──────── Recorded information ────────

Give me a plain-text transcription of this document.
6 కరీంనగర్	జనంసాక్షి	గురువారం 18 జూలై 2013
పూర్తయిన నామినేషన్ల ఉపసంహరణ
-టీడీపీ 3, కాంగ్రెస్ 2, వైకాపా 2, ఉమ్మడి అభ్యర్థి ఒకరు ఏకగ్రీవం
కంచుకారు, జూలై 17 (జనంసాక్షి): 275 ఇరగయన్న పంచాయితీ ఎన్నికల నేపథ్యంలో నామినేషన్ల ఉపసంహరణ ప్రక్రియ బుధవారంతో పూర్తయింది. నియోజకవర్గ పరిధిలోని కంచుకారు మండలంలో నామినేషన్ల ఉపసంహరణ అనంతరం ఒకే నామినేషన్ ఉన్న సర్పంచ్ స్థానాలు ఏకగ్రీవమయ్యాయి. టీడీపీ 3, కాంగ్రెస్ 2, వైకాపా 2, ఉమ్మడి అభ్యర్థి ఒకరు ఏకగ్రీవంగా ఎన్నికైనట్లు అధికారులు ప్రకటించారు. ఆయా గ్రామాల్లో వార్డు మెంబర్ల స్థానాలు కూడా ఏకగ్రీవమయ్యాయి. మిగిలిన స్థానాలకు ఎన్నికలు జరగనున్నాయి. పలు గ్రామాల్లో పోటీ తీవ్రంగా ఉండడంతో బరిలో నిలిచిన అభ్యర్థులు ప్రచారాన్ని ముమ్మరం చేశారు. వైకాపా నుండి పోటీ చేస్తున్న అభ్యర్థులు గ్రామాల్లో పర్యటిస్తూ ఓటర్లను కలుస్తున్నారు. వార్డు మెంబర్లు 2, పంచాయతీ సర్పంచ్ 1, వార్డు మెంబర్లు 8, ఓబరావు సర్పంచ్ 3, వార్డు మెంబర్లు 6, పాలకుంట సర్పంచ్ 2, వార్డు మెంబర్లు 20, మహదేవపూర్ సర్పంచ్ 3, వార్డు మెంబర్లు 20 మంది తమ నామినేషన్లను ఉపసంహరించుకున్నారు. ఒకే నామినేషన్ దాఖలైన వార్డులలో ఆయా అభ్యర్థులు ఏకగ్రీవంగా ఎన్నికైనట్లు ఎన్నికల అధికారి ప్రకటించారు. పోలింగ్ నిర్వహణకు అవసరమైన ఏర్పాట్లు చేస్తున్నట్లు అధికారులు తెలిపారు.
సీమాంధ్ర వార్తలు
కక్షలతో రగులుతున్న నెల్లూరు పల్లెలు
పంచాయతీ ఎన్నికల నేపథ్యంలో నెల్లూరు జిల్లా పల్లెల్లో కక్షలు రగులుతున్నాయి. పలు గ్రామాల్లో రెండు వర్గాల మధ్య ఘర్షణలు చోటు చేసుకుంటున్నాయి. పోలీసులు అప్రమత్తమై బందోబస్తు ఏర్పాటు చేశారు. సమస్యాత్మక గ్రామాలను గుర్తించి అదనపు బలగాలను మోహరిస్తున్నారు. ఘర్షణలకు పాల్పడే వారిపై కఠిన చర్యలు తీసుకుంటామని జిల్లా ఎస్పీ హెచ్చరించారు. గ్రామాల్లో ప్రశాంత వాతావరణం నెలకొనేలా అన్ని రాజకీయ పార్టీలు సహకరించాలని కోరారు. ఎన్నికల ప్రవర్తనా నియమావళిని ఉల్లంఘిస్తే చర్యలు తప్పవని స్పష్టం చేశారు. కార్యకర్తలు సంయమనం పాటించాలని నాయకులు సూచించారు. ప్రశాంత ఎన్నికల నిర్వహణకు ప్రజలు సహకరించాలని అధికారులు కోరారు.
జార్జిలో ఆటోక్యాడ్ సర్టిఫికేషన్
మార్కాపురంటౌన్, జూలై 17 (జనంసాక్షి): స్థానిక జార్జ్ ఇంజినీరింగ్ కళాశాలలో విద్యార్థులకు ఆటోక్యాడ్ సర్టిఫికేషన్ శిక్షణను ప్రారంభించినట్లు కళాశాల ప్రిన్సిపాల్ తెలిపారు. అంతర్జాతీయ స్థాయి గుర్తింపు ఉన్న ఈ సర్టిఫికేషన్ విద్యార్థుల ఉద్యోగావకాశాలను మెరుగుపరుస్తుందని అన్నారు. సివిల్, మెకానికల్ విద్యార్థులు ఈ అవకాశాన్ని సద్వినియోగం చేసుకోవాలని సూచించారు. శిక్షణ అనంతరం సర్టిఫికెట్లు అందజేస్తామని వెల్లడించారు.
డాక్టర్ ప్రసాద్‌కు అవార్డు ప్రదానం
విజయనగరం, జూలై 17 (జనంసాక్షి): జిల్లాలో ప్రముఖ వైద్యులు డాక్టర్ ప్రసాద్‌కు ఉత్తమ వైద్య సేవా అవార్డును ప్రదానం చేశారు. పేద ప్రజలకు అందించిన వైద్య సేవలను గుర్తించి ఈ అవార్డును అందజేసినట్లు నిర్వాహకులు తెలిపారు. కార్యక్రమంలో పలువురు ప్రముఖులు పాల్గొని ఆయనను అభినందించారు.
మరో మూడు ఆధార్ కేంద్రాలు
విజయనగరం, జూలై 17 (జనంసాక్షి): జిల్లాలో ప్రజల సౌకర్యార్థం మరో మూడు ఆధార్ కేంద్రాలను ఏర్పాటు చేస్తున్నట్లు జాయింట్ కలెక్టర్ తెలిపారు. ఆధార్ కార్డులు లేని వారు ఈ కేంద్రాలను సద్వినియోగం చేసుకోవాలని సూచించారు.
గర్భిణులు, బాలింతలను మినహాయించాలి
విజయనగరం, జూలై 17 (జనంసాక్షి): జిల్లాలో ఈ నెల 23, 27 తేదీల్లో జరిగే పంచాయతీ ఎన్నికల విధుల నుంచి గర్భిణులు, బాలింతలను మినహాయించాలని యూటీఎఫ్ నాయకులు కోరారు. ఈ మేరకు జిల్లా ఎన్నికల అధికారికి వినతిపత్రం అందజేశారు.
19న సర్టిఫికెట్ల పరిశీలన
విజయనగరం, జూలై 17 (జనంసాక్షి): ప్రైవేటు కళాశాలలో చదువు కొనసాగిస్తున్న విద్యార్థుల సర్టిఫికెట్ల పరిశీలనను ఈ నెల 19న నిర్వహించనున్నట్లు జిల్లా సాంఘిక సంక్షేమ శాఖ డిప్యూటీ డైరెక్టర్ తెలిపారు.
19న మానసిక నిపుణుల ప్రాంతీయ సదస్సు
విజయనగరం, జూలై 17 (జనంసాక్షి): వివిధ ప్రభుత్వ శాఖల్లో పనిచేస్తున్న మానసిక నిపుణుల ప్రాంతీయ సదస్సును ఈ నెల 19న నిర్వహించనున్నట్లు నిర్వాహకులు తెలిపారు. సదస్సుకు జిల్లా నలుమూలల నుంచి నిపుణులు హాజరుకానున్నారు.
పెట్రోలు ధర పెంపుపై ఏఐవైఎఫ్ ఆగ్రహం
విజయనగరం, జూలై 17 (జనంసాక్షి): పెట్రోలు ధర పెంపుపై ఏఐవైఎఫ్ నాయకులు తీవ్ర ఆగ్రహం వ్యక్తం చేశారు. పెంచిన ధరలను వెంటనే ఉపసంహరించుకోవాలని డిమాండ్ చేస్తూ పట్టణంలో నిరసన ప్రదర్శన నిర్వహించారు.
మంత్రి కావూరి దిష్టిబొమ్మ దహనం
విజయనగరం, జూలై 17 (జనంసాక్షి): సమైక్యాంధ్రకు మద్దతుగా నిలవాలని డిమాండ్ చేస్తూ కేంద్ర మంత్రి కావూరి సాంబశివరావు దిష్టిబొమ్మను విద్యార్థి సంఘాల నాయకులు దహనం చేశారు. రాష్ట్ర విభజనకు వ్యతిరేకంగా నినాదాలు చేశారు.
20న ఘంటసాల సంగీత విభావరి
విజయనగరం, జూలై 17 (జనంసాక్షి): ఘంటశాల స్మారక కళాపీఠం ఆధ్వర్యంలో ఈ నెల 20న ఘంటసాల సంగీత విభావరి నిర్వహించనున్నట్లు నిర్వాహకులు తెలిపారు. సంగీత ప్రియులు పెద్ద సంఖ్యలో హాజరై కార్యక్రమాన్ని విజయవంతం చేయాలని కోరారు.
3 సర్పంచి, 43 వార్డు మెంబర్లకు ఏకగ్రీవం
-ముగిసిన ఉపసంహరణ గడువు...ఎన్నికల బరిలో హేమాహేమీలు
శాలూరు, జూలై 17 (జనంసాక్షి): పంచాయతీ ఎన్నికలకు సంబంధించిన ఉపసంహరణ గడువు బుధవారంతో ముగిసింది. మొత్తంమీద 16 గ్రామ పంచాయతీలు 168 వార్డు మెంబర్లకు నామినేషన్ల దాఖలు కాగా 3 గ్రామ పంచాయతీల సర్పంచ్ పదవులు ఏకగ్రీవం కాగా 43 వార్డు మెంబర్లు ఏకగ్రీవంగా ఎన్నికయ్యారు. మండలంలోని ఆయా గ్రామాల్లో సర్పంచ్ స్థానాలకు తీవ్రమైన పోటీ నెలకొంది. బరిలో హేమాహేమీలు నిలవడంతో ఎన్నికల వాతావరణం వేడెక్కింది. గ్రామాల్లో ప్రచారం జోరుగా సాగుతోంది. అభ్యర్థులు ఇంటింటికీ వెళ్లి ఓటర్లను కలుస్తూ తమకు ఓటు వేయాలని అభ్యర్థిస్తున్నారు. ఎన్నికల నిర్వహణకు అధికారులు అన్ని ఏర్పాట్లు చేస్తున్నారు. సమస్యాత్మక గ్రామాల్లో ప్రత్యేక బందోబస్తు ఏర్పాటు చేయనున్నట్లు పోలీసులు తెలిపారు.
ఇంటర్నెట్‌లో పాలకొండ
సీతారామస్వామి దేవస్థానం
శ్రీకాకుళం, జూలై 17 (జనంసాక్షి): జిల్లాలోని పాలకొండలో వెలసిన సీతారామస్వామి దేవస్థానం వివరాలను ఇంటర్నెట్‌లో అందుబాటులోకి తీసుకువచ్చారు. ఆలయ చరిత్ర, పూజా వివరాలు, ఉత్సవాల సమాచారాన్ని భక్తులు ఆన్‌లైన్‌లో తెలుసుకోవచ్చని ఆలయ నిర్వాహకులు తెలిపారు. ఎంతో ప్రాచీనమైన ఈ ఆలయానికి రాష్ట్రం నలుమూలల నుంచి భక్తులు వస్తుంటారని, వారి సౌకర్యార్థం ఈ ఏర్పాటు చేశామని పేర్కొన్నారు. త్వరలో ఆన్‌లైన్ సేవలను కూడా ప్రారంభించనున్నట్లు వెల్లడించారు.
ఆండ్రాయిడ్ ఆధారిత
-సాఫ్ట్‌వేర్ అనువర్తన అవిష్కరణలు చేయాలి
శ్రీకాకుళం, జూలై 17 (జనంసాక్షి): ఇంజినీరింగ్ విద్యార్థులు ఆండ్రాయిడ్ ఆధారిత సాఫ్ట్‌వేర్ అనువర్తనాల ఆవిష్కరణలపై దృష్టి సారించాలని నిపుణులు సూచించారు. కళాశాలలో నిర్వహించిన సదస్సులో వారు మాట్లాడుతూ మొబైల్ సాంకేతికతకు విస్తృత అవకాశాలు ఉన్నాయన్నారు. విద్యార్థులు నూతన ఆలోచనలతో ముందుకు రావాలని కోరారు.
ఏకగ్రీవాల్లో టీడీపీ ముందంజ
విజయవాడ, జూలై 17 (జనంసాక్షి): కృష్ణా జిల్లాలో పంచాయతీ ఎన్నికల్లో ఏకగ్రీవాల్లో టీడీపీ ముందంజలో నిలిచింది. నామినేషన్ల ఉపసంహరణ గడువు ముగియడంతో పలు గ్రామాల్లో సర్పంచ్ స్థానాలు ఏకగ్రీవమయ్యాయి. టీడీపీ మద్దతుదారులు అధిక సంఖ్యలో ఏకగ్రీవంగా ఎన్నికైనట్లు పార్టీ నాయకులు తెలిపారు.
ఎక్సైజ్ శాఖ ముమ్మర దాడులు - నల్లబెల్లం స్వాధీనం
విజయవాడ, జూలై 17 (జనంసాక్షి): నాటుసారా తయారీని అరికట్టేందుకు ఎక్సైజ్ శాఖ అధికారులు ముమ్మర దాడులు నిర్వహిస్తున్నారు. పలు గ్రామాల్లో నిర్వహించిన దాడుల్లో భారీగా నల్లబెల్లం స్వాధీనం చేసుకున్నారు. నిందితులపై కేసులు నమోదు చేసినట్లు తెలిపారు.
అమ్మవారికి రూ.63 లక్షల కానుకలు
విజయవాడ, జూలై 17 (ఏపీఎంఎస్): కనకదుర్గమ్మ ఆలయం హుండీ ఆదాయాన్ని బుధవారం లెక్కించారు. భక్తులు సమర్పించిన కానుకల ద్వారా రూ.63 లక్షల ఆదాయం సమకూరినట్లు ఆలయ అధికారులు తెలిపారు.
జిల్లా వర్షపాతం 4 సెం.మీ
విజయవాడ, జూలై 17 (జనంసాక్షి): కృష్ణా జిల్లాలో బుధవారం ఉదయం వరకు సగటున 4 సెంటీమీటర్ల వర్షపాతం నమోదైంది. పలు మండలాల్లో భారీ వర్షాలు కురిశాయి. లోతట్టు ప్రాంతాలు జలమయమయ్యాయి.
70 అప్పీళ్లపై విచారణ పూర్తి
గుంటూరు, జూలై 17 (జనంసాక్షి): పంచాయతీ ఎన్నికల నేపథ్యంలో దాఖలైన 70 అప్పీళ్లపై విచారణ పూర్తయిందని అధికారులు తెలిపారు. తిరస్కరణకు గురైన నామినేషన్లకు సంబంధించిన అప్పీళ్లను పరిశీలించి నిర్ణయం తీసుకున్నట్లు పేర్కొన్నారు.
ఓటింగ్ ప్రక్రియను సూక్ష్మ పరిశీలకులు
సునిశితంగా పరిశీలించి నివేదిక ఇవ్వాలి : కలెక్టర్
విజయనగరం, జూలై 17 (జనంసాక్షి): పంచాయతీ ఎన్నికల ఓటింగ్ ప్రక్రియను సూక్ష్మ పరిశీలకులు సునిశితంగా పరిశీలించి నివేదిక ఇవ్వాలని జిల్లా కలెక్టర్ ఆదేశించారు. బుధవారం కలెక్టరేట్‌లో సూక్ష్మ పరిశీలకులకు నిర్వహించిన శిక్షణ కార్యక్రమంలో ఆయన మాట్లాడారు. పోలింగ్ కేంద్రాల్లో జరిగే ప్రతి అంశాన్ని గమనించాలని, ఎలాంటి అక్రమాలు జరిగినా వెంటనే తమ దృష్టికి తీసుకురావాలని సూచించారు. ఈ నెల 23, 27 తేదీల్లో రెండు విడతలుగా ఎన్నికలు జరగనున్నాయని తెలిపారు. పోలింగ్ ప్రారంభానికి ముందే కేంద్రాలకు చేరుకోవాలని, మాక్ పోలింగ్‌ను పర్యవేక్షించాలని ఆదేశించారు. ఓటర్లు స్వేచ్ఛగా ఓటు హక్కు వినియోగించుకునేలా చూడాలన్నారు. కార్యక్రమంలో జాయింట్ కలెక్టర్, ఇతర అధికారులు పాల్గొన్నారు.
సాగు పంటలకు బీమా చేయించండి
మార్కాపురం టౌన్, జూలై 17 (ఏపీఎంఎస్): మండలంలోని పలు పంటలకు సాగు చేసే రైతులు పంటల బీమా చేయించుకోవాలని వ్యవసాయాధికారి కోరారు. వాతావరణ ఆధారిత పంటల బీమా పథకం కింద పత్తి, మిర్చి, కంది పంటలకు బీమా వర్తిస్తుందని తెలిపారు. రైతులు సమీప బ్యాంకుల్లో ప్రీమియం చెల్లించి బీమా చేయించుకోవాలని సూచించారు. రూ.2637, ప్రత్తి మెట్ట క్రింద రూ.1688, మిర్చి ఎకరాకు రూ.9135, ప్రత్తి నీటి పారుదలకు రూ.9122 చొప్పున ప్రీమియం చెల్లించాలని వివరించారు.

────────

• _Do this_
Copy out every line where the word "జరగన" occurs.

• _The response_
కంచుకారు, జూలై 17 (జనంసాక్షి): 275 ఇరగయన్న పంచాయితీ ఎన్నికల నేపథ్యంలో నామినేషన్ల ఉపసంహరణ ప్రక్రియ బుధవారంతో పూర్తయింది. నియోజకవర్గ పరిధిలోని కంచుకారు మండలంలో నామినేషన్ల ఉపసంహరణ అనంతరం ఒకే నామినేషన్ ఉన్న సర్పంచ్ స్థానాలు ఏకగ్రీవమయ్యాయి. టీడీపీ 3, కాంగ్రెస్ 2, వైకాపా 2, ఉమ్మడి అభ్యర్థి ఒకరు ఏకగ్రీవంగా ఎన్నికైనట్లు అధికారులు ప్రకటించారు. ఆయా గ్రామాల్లో వార్డు మెంబర్ల స్థానాలు కూడా ఏకగ్రీవమయ్యాయి. మిగిలిన స్థానాలకు ఎన్నికలు జరగనున్నాయి. పలు గ్రామాల్లో పోటీ తీవ్రంగా ఉండడంతో బరిలో నిలిచిన అభ్యర్థులు ప్రచారాన్ని ముమ్మరం చేశారు. వైకాపా నుండి పోటీ చేస్తున్న అభ్యర్థులు గ్రామాల్లో పర్యటిస్తూ ఓటర్లను కలుస్తున్నారు. వార్డు మెంబర్లు 2, పంచాయతీ సర్పంచ్ 1, వార్డు మెంబర్లు 8, ఓబరావు సర్పంచ్ 3, వార్డు మెంబర్లు 6, పాలకుంట సర్పంచ్ 2, వార్డు మెంబర్లు 20, మహదేవపూర్ సర్పంచ్ 3, వార్డు మెంబర్లు 20 మంది తమ నామినేషన్లను ఉపసంహరించుకున్నారు. ఒకే నామినేషన్ దాఖలైన వార్డులలో ఆయా అభ్యర్థులు ఏకగ్రీవంగా ఎన్నికైనట్లు ఎన్నికల అధికారి ప్రకటించారు. పోలింగ్ నిర్వహణకు అవసరమైన ఏర్పాట్లు చేస్తున్నట్లు అధికారులు తెలిపారు.
విజయనగరం, జూలై 17 (జనంసాక్షి): పంచాయతీ ఎన్నికల ఓటింగ్ ప్రక్రియను సూక్ష్మ పరిశీలకులు సునిశితంగా పరిశీలించి నివేదిక ఇవ్వాలని జిల్లా కలెక్టర్ ఆదేశించారు. బుధవారం కలెక్టరేట్‌లో సూక్ష్మ పరిశీలకులకు నిర్వహించిన శిక్షణ కార్యక్రమంలో ఆయన మాట్లాడారు. పోలింగ్ కేంద్రాల్లో జరిగే ప్రతి అంశాన్ని గమనించాలని, ఎలాంటి అక్రమాలు జరిగినా వెంటనే తమ దృష్టికి తీసుకురావాలని సూచించారు. ఈ నెల 23, 27 తేదీల్లో రెండు విడతలుగా ఎన్నికలు జరగనున్నాయని తెలిపారు. పోలింగ్ ప్రారంభానికి ముందే కేంద్రాలకు చేరుకోవాలని, మాక్ పోలింగ్‌ను పర్యవేక్షించాలని ఆదేశించారు. ఓటర్లు స్వేచ్ఛగా ఓటు హక్కు వినియోగించుకునేలా చూడాలన్నారు. కార్యక్రమంలో జాయింట్ కలెక్టర్, ఇతర అధికారులు పాల్గొన్నారు.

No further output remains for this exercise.